FIGS. 19A, 19B, 19C, 19D, and 19E depict the IC 1200 after inner spacer indentation. In preparation to form inner spacers 1002 (depicted in FIGS. 20A, 20B, 20C, 20D, and 20E), isotropic etching is performed to selectively remove end portions of the sacrificial layers 120 and 1402 resulting in cavities at the ends. Etching is performed that results in a width W1 for the sacrificial layers 120 in the x-axis as depicted in FIG. 19D, and a width W2 for sacrificial layers 1402 in the x-axis as depicted in FIG. 19E. The width W2 is greater than the width W1. The width W2 of sacrificial layers 1402 includes additional portions 1922. The higher germanium percentage in the SiGe material of the sacrificial layers 1402 as compared to the lower germanium percentage in the SiGe material of the sacrificial layers 120 causes the sacrificial layers 1402 to have a faster etch rate than the sacrificial layers 120. The faster etch rate causes the formation of a corner edge depicted as portions 1922 that have a curvature as depicted in FIG. 19A. The curvature of the corner edge portions 1922 of the sacrificial layers 1402 results in an improved inner spacer profile in the y-axis. As noted herein, one or more upper layers may not be illustrated in the top view in order to avoid obscuring the figure and to highlight certain aspects for the reader, according to one or more embodiments.

- [DATA RECORDS]:
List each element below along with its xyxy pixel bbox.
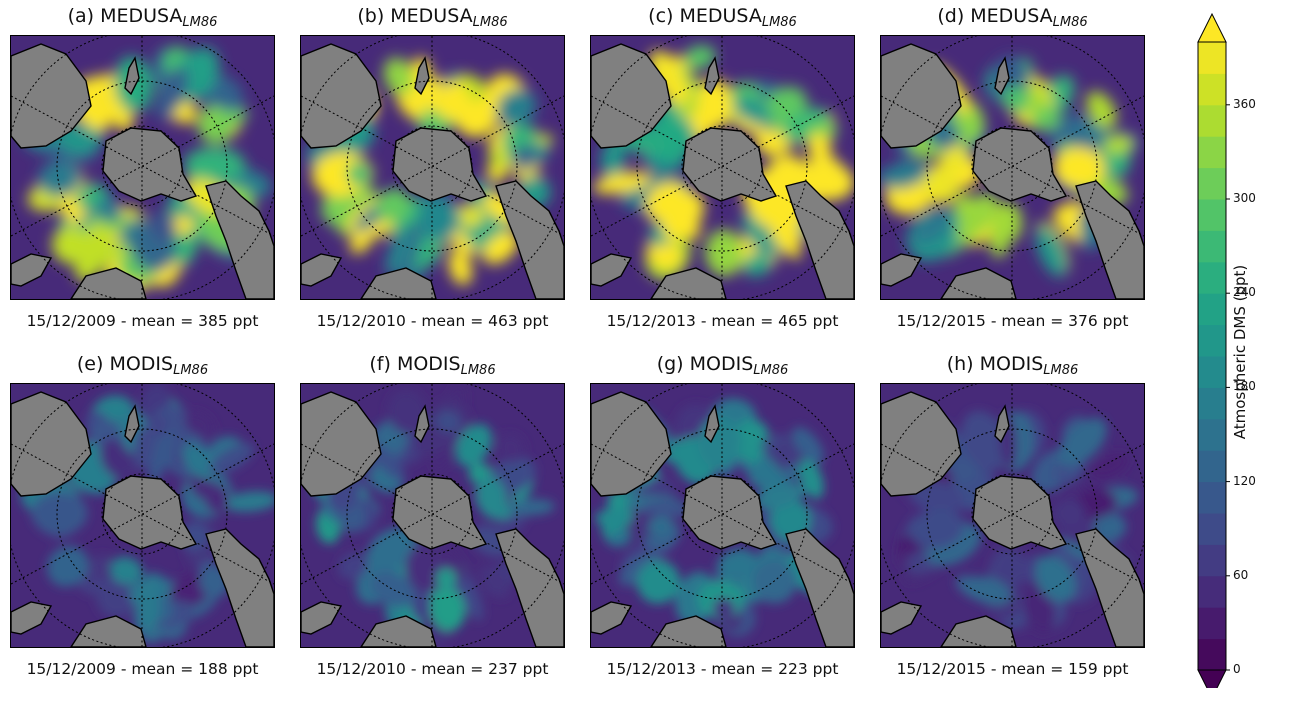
panel-title-subscript: LM86 xyxy=(761,15,797,30)
colorbar-segment xyxy=(1198,199,1226,231)
panel-title: (a) MEDUSALM86 xyxy=(68,5,218,30)
colorbar-segment xyxy=(1198,73,1226,106)
dms-field xyxy=(11,36,274,299)
polar-map xyxy=(880,383,1145,648)
graticule xyxy=(881,36,1144,299)
polar-map xyxy=(880,35,1145,300)
polar-map xyxy=(10,35,275,300)
panel-title-text: (e) MODIS xyxy=(76,353,174,375)
colorbar-segment xyxy=(1198,42,1226,74)
panel-title-subscript: LM86 xyxy=(753,363,789,378)
panel-title-text: (b) MEDUSA xyxy=(357,5,473,27)
polar-map xyxy=(590,383,855,648)
panel-title-subscript: LM86 xyxy=(1052,15,1088,30)
landmass xyxy=(301,391,564,647)
landmass xyxy=(881,391,1144,647)
colorbar-tick-label: 60 xyxy=(1233,567,1249,582)
colorbar-segment xyxy=(1198,418,1226,451)
panel-title-text: (a) MEDUSA xyxy=(67,5,183,27)
colorbar-extend-max xyxy=(1197,12,1227,43)
panel-title-subscript: LM86 xyxy=(182,15,218,30)
colorbar-tick-label: 300 xyxy=(1233,191,1256,205)
panel-title-text: (d) MEDUSA xyxy=(937,5,1053,27)
colorbar-segment xyxy=(1198,544,1226,577)
panel-title: (h) MODISLM86 xyxy=(947,353,1079,378)
landmass xyxy=(11,43,274,299)
panel-title: (b) MEDUSALM86 xyxy=(357,5,507,30)
graticule xyxy=(301,36,564,299)
colorbar-segment xyxy=(1198,356,1226,388)
dms-field xyxy=(881,384,1144,647)
panel-title-subscript: LM86 xyxy=(460,363,496,378)
landmass xyxy=(301,43,564,299)
panel-title-text: (f) MODIS xyxy=(369,353,461,375)
polar-map xyxy=(590,35,855,300)
colorbar-segment xyxy=(1198,261,1226,294)
panel-caption: 15/12/2015 - mean = 159 ppt xyxy=(896,660,1129,678)
panel-title-text: (g) MODIS xyxy=(656,353,754,375)
colorbar-segment xyxy=(1198,607,1226,640)
colorbar-tick-label: 120 xyxy=(1233,473,1256,488)
dms-field xyxy=(591,36,854,299)
landmass xyxy=(591,43,854,299)
panel-caption: 15/12/2009 - mean = 188 ppt xyxy=(26,660,259,678)
panel-caption: 15/12/2013 - mean = 465 ppt xyxy=(606,312,839,330)
graticule xyxy=(11,36,274,299)
colorbar-tick-label: 0 xyxy=(1233,662,1241,676)
colorbar-segment xyxy=(1198,167,1226,200)
colorbar-segment xyxy=(1198,638,1226,671)
panel-title: (f) MODISLM86 xyxy=(369,353,495,378)
colorbar-segment xyxy=(1198,230,1226,263)
panel-title-subscript: LM86 xyxy=(173,363,209,378)
colorbar-tick-label: 180 xyxy=(1233,379,1256,394)
colorbar-tick-label: 240 xyxy=(1233,285,1256,300)
colorbar-segment xyxy=(1198,450,1226,483)
colorbar-segment xyxy=(1198,324,1226,357)
colorbar xyxy=(1197,12,1230,688)
landmass xyxy=(881,43,1144,299)
colorbar-extend-min xyxy=(1197,669,1227,688)
graticule xyxy=(11,384,274,647)
panel-title: (e) MODISLM86 xyxy=(77,353,208,378)
colorbar-segment xyxy=(1198,104,1226,137)
colorbar-segment xyxy=(1198,481,1226,514)
panel-caption: 15/12/2015 - mean = 376 ppt xyxy=(896,312,1129,330)
colorbar-segment xyxy=(1198,513,1226,545)
graticule xyxy=(301,384,564,647)
panel-title: (g) MODISLM86 xyxy=(657,353,789,378)
panel-title: (d) MEDUSALM86 xyxy=(937,5,1087,30)
dms-field xyxy=(591,384,854,647)
panel-caption: 15/12/2010 - mean = 237 ppt xyxy=(316,660,549,678)
dms-field xyxy=(881,36,1144,299)
graticule xyxy=(591,384,854,647)
panel-caption: 15/12/2009 - mean = 385 ppt xyxy=(26,312,259,330)
landmass xyxy=(11,391,274,647)
panel-caption: 15/12/2013 - mean = 223 ppt xyxy=(606,660,839,678)
colorbar-label: Atmospheric DMS (ppt) xyxy=(1231,264,1249,440)
colorbar-tick-label: 360 xyxy=(1233,96,1256,111)
dms-field xyxy=(301,384,564,647)
panel-caption: 15/12/2010 - mean = 463 ppt xyxy=(316,312,549,330)
colorbar-segment xyxy=(1198,575,1226,608)
graticule xyxy=(591,36,854,299)
panel-title: (c) MEDUSALM86 xyxy=(648,5,797,30)
landmass xyxy=(591,391,854,647)
dms-field xyxy=(11,384,274,647)
panel-title-text: (c) MEDUSA xyxy=(648,5,762,27)
colorbar-segment xyxy=(1198,387,1226,420)
polar-map xyxy=(10,383,275,648)
polar-map xyxy=(300,383,565,648)
panel-title-text: (h) MODIS xyxy=(946,353,1044,375)
colorbar-segment xyxy=(1198,136,1226,169)
colorbar-outline xyxy=(1197,41,1227,671)
panel-title-subscript: LM86 xyxy=(472,15,508,30)
colorbar-segment xyxy=(1198,293,1226,326)
polar-map xyxy=(300,35,565,300)
dms-field xyxy=(301,36,564,299)
graticule xyxy=(881,384,1144,647)
panel-title-subscript: LM86 xyxy=(1043,363,1079,378)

- [REQUEST 1]:
Translate this sentence from the passage on inner spacer indentation into Spanish: "The faster etch rate causes the formation of a corner edge depicted as portions 1922 that have a curvature as depicted in FIG. 19A."
- [REQUEST 2]:
Carry on the passage on inner spacer indentation from its final sentence.

- [EXERCISE RESULT 1]:
La mayor velocidad de grabado provoca la formación de un borde de esquina, representado como las porciones 1922, que presentan una curvatura, como se muestra en la FIG. 19A.

- [EXERCISE RESULT 2]:
FIGS. 20A, 20B, 20C, 20D, and 20E depict the IC 1200 after inner spacer formation. Inner spacer material is deposited to fill the cavities, and etching is performed to remove the excess spacer material, resulting in the inner spacers 1002 on the ends of the sacrificial layers 120 and 1402. Example materials of the inner spacers 1002 can include nitrides, low-k dielectric materials, etc. Example materials of the inner spacers 1002 may include SiBCN, SiOCN, SiN, SiOC, SiC, etc. As depicted in FIG. 20C, the top-most inner spacer has the reduced thickness T2, while the other inner spacers have the original thickness T1. As recalled in FIGS. 13A and 13B, isotropic etching was performed to reduce the thickness of the top-most sacrificial layer 120 from the original thickness T1 to the reduced thickness T2, thereby resulting in the subsequent formation of the top-most inner spacer 1002 with the reduced thickness T2 in FIG. 20C. In one or more embodiments, the reduced thickness T1 can be less than half the thickness T2 of the inner spacers. In one or more embodiments, the reduced thickness T1 can be about 50% or less than, but greater than 1% of, the thickness T2. In one or more embodiments, the reduced thickness T1 can be about 40-70% less than the thickness T2.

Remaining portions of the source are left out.